[Dataset entries]
++++++++++++++++++++
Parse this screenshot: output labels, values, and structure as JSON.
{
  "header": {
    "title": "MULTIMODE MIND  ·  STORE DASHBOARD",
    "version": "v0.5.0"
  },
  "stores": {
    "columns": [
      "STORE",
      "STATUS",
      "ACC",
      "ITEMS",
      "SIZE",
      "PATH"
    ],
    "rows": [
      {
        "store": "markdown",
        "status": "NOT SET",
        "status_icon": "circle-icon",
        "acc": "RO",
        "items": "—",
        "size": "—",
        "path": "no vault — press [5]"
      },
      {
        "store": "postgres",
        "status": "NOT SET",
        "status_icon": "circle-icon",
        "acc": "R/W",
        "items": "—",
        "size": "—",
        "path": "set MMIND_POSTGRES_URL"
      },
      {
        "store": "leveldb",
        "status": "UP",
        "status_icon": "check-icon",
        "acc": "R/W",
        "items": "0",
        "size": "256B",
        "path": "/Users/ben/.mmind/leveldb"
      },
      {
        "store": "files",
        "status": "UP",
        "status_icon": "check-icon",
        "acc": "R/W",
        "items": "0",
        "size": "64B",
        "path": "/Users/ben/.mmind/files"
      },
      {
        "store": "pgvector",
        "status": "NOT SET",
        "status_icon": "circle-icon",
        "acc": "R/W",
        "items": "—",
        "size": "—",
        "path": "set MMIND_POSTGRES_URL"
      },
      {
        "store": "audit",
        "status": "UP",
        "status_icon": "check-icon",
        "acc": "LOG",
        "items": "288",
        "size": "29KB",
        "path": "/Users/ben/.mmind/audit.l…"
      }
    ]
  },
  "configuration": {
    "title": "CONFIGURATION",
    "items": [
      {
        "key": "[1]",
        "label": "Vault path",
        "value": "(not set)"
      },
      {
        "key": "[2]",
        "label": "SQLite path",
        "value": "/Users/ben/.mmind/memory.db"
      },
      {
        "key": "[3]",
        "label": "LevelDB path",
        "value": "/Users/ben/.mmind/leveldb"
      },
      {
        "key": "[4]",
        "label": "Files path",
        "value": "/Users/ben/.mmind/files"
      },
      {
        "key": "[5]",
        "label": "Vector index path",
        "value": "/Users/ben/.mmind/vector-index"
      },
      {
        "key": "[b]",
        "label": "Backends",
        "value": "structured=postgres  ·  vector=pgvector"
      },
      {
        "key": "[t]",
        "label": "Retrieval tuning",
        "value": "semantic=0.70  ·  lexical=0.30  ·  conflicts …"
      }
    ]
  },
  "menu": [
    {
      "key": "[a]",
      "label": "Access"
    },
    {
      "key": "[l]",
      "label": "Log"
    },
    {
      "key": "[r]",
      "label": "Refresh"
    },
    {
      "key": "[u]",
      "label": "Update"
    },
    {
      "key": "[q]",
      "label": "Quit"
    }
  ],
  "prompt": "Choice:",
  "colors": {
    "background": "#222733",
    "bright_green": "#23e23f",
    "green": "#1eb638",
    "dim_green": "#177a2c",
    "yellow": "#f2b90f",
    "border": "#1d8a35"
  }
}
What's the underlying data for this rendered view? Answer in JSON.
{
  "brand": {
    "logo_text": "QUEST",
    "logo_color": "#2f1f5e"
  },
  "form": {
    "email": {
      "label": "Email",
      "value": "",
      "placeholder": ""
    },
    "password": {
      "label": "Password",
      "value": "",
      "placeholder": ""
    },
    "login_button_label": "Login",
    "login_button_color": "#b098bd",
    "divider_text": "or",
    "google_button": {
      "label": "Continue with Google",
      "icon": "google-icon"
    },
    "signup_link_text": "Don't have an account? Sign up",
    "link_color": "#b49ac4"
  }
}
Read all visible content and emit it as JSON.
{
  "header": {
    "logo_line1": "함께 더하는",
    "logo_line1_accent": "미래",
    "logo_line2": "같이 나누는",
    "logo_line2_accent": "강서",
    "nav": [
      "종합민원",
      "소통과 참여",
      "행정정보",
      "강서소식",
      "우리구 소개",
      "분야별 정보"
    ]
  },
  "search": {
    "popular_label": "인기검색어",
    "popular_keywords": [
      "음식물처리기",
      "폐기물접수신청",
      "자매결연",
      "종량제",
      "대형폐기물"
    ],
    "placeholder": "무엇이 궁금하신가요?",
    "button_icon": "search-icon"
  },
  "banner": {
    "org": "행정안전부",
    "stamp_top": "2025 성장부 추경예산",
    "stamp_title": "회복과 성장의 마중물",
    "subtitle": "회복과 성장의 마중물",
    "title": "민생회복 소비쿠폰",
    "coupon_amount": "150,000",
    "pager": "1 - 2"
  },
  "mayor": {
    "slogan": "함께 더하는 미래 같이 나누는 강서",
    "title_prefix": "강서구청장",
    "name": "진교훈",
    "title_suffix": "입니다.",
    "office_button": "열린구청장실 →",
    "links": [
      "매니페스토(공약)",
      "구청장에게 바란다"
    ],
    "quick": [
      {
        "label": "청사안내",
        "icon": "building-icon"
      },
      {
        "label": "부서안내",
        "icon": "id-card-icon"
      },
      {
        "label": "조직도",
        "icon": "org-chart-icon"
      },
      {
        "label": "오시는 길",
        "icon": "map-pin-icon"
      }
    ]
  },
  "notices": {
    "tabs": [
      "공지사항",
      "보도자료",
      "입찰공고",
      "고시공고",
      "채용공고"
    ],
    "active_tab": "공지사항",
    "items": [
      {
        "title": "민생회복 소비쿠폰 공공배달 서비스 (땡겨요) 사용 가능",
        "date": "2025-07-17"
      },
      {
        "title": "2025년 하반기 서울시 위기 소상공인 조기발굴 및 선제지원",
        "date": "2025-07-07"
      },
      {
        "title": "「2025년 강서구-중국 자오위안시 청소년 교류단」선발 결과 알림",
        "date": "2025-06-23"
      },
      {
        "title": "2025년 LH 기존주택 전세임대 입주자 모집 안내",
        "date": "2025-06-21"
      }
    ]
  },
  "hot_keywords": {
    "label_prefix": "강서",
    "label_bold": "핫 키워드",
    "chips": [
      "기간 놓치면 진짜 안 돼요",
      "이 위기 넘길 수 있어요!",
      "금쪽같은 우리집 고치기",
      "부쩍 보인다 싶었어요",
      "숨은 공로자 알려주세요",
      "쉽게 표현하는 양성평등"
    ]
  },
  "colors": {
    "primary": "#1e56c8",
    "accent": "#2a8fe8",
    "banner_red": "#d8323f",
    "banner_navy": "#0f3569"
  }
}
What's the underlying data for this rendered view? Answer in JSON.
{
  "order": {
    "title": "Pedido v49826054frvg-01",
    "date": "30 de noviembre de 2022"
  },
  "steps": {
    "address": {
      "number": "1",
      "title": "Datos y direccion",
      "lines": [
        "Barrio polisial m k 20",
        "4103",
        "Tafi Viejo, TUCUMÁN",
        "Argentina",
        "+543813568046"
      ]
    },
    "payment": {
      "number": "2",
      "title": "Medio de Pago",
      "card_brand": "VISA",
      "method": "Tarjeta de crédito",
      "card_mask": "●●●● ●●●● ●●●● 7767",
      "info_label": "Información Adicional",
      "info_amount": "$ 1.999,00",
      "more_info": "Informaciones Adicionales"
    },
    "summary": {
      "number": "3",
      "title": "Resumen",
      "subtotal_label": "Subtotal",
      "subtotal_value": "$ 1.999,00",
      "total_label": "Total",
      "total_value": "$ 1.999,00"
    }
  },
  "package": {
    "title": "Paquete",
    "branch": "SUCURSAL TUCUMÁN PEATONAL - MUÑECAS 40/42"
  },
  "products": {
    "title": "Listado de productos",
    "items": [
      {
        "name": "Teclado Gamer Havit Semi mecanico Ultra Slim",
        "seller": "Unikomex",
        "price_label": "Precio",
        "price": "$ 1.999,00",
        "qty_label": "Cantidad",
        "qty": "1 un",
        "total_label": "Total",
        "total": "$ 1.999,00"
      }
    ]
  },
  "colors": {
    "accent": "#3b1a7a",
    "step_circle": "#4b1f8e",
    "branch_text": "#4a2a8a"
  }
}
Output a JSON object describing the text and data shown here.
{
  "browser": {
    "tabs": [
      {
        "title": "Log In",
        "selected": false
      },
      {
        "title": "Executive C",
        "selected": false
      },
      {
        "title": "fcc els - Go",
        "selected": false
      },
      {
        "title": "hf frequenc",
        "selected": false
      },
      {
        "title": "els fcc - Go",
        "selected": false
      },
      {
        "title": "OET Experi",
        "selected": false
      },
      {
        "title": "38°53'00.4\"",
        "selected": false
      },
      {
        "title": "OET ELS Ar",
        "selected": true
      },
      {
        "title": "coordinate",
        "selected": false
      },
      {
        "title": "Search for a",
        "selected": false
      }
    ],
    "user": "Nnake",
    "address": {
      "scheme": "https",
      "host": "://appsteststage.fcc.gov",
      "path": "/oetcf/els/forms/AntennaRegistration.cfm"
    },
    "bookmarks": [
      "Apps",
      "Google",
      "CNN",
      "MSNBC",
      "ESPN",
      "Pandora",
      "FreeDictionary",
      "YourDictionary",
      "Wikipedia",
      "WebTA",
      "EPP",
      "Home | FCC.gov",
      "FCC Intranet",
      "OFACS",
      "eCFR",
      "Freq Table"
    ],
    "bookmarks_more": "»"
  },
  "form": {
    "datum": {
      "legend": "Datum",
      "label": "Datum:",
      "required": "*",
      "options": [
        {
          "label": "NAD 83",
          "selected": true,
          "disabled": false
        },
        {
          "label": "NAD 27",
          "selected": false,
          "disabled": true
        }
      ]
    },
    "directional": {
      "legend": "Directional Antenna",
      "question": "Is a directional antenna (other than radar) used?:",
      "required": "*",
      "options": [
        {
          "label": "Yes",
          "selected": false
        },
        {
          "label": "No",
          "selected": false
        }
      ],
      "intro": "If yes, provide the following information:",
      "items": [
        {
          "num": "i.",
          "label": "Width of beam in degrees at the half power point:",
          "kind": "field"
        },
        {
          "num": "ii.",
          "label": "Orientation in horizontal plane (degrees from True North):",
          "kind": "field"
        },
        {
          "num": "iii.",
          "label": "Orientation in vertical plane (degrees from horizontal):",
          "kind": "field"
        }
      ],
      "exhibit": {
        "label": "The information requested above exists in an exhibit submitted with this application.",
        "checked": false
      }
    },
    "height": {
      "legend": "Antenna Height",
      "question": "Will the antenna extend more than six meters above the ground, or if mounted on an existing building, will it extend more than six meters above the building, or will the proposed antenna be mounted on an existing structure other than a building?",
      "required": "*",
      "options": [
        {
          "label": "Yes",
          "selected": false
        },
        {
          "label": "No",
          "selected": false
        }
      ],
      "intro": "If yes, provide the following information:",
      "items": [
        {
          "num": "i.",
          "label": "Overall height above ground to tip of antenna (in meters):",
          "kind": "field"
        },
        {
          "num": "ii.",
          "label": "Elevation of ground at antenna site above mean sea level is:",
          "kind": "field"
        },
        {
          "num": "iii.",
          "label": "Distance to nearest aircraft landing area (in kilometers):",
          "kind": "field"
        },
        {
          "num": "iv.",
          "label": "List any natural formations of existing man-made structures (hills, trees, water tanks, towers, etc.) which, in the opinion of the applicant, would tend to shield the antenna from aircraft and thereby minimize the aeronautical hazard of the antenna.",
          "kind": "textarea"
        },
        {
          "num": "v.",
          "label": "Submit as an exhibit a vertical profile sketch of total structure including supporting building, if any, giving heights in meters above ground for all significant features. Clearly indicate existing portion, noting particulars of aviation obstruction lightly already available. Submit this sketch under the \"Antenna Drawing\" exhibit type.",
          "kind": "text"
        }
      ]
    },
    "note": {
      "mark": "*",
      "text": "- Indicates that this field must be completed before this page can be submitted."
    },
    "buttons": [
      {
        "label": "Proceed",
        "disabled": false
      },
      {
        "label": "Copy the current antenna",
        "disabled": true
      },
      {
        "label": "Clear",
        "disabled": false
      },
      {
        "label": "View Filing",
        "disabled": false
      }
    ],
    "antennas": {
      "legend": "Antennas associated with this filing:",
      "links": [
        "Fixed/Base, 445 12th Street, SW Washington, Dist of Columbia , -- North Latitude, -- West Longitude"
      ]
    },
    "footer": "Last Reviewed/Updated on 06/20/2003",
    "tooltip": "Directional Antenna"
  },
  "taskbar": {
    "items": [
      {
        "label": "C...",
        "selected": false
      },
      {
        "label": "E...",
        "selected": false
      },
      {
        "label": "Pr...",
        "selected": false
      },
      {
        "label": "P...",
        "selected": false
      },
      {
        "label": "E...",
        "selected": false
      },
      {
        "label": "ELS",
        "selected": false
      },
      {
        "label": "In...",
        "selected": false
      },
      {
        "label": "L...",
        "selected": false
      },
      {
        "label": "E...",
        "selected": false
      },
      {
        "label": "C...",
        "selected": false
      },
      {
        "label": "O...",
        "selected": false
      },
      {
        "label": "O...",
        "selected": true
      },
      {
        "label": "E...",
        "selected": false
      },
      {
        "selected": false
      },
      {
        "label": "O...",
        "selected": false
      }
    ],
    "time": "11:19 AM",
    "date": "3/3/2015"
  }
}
++++++++++++++++++++
(Set problem): Review the material and copy each line in which the word "aircraft" appears.

(Written answer):
          "label": "Distance to nearest aircraft landing area (in kilometers):",
          "label": "List any natural formations of existing man-made structures (hills, trees, water tanks, towers, etc.) which, in the opinion of the applicant, would tend to shield the antenna from aircraft and thereby minimize the aeronautical hazard of the antenna.",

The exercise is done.